*Task statement*. Scan the entries below and extract each line with the word "category" in it.
··· Data listing
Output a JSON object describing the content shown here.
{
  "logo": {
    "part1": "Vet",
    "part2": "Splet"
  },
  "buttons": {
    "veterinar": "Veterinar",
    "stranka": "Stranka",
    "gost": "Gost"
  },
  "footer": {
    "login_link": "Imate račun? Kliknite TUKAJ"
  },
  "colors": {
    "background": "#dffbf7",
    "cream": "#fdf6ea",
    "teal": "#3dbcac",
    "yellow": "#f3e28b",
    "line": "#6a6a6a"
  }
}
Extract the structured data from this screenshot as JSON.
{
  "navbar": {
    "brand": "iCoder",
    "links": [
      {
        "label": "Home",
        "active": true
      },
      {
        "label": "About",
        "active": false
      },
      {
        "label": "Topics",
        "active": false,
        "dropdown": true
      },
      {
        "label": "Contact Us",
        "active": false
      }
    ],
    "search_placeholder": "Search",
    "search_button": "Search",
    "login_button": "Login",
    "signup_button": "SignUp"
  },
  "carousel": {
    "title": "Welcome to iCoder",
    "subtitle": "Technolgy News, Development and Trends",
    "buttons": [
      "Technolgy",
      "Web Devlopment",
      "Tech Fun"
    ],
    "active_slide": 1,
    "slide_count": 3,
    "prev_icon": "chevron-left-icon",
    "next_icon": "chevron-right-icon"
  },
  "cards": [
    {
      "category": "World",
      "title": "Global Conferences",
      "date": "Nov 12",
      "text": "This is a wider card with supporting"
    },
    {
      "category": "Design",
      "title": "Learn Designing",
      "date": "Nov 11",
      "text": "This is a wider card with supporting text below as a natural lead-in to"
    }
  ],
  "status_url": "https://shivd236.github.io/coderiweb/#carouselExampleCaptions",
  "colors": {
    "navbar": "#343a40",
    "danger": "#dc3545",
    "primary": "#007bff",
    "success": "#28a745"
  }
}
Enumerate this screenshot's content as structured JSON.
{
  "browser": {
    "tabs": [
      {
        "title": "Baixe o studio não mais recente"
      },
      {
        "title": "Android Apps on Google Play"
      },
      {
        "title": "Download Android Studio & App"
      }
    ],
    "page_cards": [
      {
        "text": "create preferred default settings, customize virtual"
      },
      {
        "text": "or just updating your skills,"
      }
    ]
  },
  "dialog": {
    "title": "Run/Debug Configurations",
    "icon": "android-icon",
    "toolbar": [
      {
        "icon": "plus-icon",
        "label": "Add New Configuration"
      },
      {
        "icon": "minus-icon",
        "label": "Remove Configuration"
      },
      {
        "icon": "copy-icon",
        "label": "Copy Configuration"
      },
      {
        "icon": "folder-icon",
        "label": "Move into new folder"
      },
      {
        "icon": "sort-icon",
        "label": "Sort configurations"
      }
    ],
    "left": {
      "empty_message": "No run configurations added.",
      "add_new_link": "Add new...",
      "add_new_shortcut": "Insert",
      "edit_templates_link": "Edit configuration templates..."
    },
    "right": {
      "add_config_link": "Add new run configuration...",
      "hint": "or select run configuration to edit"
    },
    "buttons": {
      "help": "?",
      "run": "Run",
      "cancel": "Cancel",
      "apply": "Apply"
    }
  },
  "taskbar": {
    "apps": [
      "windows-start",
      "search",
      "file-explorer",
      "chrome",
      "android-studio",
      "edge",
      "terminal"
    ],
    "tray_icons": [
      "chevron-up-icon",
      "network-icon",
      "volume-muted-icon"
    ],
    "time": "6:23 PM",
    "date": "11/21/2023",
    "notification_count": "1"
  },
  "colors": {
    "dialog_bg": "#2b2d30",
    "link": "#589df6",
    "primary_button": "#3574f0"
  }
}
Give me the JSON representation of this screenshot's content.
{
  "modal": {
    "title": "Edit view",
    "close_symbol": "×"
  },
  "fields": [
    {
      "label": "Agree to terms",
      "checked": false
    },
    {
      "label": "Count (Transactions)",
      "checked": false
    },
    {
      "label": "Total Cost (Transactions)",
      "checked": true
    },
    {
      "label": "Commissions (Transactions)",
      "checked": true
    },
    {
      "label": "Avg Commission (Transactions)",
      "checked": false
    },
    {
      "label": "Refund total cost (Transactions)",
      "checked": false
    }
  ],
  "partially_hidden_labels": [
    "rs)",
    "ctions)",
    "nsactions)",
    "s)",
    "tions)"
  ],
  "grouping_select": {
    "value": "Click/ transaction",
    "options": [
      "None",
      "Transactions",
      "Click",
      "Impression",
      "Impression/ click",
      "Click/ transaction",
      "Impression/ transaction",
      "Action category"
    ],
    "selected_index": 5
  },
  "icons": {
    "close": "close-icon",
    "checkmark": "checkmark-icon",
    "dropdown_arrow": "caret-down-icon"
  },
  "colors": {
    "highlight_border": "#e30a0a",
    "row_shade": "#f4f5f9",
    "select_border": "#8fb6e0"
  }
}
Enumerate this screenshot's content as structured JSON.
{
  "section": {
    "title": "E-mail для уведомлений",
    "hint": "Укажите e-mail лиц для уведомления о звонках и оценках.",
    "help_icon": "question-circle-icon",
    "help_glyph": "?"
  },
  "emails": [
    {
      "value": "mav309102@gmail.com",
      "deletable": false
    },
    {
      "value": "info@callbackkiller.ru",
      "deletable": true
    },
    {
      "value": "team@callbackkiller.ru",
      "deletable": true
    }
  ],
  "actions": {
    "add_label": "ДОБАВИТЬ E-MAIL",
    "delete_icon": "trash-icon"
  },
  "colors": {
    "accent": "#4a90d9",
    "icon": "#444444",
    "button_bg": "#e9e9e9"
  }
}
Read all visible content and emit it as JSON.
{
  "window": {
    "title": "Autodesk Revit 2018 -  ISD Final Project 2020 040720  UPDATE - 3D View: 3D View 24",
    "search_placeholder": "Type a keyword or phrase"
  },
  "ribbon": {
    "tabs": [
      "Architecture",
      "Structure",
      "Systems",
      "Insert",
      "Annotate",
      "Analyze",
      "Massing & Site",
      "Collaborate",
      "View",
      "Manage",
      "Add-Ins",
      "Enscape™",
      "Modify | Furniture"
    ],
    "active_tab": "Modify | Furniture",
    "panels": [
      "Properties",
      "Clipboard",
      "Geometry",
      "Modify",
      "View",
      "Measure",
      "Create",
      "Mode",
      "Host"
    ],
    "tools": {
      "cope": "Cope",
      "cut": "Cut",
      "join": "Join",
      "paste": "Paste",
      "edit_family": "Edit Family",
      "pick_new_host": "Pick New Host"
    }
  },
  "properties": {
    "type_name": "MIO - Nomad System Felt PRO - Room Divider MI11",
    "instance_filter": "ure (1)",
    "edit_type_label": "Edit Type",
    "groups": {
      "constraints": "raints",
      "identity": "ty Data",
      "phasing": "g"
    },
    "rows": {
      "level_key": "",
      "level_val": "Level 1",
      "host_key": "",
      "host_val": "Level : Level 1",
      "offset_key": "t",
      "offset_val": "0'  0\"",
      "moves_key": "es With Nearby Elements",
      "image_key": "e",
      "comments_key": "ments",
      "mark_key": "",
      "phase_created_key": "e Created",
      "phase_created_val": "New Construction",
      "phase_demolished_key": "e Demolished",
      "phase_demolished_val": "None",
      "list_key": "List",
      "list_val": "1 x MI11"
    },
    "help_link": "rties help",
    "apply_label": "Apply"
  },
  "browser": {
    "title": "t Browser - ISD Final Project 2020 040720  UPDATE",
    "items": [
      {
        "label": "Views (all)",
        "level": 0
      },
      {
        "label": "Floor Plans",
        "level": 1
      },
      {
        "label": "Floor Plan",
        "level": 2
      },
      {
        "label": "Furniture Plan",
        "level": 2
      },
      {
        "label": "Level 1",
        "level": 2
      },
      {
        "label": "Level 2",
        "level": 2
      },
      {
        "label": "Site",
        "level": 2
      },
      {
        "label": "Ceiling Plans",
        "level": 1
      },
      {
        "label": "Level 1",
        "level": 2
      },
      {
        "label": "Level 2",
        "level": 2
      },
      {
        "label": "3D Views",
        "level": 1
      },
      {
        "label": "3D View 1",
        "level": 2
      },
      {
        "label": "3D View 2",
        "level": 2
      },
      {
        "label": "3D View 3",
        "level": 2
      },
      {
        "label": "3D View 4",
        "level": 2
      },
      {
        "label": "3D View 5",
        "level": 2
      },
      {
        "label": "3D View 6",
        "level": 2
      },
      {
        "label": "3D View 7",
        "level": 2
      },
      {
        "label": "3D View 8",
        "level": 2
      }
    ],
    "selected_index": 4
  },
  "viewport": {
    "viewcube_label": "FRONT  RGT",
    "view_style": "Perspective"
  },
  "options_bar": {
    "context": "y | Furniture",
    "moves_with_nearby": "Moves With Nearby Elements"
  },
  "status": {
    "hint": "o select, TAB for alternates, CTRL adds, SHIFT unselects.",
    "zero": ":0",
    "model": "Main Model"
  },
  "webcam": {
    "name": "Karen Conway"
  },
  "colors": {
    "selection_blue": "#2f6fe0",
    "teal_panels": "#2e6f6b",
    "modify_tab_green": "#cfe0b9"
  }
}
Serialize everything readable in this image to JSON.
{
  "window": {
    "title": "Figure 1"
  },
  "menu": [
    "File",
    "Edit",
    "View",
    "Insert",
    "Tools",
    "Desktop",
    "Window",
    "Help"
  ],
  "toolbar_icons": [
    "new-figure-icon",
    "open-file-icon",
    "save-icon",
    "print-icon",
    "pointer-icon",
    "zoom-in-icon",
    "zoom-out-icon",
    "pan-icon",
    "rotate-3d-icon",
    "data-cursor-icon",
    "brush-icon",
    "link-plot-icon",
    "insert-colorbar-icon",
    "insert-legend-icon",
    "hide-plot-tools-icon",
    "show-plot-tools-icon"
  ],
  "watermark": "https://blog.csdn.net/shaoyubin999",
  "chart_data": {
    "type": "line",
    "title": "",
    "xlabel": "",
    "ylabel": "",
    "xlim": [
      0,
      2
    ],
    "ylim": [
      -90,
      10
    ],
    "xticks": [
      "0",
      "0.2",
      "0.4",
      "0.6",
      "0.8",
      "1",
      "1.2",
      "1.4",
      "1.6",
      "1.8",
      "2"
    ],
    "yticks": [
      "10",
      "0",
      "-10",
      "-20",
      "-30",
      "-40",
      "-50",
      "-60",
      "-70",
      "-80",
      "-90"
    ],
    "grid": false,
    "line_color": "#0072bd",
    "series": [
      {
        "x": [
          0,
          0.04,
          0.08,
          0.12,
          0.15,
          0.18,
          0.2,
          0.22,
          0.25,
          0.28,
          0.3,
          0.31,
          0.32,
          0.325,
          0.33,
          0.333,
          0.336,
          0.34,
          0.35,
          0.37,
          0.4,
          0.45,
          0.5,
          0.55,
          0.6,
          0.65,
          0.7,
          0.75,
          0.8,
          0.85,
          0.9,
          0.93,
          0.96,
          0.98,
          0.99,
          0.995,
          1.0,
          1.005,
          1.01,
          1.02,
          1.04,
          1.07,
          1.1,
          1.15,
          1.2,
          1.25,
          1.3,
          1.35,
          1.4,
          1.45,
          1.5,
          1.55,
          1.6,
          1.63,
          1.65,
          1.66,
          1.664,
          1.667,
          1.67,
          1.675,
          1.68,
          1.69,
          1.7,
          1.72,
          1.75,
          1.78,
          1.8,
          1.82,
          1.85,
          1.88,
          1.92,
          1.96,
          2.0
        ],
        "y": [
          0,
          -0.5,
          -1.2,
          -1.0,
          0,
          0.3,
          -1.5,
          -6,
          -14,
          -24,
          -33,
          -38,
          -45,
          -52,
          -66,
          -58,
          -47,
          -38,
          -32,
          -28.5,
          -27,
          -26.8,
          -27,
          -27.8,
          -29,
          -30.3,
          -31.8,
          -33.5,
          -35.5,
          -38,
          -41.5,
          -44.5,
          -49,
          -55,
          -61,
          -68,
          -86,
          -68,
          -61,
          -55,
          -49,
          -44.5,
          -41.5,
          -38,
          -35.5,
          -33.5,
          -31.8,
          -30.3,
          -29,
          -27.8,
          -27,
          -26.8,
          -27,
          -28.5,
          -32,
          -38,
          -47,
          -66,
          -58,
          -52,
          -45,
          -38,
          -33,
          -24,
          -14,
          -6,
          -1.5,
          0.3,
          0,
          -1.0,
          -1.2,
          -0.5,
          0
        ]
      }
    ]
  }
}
······
*Right answer*.
      "category": "World",
      "category": "Design",
      "Action category"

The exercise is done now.